**Stated goal**
Check every line for the word "marker" and give the number of lines where it occurs, nothing else.

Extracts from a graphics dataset
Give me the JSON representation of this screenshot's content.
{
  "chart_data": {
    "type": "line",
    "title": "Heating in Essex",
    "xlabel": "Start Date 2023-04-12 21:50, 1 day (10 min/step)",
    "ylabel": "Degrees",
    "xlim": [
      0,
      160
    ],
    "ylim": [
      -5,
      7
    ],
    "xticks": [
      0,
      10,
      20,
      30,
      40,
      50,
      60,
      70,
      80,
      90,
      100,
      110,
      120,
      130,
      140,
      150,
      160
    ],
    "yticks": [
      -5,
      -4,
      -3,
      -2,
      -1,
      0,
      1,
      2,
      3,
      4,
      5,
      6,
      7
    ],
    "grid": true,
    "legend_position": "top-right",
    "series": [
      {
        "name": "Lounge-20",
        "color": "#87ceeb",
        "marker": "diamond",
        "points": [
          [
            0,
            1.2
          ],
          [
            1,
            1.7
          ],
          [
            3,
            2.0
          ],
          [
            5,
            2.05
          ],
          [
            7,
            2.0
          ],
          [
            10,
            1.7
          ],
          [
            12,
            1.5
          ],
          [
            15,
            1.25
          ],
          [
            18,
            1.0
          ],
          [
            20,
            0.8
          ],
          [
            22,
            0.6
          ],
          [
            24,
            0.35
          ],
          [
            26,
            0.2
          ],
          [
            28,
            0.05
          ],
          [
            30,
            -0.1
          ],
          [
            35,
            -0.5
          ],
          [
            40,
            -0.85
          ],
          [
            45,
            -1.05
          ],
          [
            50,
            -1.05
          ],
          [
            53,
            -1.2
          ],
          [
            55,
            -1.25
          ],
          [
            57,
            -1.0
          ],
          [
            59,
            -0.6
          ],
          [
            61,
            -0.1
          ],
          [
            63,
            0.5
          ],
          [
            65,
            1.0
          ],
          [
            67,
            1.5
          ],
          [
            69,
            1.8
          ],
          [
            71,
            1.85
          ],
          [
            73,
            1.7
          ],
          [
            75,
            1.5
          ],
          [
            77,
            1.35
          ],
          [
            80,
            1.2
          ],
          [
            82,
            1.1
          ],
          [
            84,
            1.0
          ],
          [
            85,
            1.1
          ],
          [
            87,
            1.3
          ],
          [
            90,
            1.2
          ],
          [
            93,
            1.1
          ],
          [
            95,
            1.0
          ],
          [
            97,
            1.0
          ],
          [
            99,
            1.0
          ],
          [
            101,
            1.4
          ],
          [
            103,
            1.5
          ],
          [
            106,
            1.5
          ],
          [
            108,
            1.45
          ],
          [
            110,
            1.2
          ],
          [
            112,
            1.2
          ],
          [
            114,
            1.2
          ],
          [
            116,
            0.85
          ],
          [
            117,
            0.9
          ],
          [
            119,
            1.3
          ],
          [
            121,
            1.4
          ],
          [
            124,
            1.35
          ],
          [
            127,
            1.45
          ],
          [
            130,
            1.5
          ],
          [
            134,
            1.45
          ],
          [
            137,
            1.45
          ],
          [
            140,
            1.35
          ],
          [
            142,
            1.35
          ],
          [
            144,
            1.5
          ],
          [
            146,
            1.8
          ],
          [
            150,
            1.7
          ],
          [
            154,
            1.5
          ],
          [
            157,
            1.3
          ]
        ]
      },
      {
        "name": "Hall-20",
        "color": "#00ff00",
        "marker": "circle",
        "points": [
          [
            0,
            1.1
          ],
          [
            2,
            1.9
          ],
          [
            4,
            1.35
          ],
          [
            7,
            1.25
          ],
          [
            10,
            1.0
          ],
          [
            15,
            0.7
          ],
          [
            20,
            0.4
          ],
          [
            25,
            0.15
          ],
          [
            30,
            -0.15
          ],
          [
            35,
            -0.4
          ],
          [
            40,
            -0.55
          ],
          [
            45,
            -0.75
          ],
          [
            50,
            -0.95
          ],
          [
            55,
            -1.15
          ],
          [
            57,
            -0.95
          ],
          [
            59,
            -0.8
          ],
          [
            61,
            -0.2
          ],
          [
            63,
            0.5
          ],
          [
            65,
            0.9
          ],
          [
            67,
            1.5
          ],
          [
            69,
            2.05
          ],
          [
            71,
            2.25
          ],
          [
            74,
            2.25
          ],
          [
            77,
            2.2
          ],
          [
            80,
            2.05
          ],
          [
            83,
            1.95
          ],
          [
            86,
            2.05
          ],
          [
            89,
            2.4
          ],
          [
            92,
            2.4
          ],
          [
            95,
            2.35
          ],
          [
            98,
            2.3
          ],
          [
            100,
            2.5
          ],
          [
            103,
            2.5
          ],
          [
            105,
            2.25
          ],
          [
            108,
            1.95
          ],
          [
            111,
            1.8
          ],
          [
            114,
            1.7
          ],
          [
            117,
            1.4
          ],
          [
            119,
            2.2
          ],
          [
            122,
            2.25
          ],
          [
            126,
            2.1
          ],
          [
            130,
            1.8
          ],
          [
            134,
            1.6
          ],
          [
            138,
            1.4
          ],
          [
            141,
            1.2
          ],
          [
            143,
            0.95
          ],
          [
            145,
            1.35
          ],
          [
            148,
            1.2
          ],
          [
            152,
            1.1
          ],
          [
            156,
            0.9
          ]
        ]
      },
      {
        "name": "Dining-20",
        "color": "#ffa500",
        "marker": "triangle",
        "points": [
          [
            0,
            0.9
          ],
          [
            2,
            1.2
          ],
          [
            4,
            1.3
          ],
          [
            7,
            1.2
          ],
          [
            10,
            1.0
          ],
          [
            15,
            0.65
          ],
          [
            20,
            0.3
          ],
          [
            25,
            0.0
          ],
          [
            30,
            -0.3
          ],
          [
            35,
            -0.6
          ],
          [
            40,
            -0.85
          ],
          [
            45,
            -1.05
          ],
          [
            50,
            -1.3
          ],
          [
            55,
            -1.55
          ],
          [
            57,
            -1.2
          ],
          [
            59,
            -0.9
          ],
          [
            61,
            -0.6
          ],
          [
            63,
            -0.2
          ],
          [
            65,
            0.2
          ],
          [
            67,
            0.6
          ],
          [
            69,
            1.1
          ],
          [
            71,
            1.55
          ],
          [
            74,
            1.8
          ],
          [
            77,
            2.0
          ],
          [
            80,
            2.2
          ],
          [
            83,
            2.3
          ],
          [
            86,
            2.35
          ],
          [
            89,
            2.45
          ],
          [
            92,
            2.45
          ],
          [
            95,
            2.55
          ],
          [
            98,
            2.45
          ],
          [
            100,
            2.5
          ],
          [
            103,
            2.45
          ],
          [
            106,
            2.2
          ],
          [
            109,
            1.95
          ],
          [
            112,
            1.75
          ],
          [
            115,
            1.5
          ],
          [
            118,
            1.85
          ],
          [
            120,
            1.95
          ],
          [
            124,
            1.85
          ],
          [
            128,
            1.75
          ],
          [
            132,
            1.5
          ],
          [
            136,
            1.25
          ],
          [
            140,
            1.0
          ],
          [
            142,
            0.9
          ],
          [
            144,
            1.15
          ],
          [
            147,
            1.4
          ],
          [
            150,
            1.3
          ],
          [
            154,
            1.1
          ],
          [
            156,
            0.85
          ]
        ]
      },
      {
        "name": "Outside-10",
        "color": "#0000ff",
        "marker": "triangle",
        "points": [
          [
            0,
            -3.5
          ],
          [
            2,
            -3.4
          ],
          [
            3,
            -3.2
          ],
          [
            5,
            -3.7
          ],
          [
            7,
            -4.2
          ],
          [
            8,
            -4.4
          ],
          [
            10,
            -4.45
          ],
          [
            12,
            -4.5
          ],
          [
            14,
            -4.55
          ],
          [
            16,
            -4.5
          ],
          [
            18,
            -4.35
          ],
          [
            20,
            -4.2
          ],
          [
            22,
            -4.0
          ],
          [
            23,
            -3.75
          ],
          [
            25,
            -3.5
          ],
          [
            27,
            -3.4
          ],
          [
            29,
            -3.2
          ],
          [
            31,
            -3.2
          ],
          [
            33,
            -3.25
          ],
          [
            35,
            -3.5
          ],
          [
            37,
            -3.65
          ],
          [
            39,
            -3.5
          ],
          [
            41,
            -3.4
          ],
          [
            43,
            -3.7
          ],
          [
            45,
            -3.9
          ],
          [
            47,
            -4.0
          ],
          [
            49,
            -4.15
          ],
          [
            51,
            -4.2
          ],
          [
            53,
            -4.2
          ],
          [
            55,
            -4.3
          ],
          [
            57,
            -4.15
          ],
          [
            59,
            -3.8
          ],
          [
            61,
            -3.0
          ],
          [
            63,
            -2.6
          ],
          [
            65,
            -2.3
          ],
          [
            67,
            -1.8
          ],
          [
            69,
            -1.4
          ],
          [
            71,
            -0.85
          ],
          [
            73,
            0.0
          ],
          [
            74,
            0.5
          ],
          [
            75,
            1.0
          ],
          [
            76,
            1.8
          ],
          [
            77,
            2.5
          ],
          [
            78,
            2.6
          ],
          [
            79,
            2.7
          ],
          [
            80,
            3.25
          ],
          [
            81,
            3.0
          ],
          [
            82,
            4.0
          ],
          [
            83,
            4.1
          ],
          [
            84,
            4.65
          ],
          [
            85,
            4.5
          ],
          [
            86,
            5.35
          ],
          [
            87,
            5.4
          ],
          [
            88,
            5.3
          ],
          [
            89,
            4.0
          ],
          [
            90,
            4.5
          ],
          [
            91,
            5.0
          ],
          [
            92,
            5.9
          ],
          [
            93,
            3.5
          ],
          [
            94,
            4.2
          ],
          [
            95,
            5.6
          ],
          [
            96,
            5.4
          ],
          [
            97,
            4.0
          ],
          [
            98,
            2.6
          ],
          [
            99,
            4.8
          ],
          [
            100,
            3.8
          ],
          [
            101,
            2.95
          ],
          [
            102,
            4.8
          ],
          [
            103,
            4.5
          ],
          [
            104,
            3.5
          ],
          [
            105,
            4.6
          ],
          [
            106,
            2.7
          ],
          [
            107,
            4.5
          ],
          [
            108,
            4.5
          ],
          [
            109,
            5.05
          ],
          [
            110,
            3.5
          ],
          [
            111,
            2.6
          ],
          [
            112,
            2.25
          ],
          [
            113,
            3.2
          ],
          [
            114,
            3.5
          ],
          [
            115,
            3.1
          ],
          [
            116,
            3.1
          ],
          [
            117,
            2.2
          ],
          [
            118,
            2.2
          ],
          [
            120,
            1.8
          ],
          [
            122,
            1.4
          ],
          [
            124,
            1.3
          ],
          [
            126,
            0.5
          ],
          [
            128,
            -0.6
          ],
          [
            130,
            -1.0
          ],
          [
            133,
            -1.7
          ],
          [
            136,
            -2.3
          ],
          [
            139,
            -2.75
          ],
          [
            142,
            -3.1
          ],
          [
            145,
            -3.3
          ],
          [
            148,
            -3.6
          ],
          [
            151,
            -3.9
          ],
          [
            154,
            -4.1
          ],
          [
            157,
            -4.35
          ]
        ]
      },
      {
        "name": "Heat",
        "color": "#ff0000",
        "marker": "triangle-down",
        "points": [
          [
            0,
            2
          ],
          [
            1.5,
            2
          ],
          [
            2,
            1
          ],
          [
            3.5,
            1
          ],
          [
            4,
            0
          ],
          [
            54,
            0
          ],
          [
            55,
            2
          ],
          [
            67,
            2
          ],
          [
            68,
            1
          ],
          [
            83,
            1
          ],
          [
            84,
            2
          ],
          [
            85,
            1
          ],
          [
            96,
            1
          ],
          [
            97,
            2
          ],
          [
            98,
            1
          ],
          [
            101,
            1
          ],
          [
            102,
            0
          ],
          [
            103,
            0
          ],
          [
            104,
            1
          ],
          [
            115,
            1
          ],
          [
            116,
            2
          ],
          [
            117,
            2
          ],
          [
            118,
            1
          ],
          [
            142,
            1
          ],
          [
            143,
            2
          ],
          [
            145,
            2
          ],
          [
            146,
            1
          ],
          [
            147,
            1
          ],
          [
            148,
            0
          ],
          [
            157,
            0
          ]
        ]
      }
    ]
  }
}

**Task answer**
5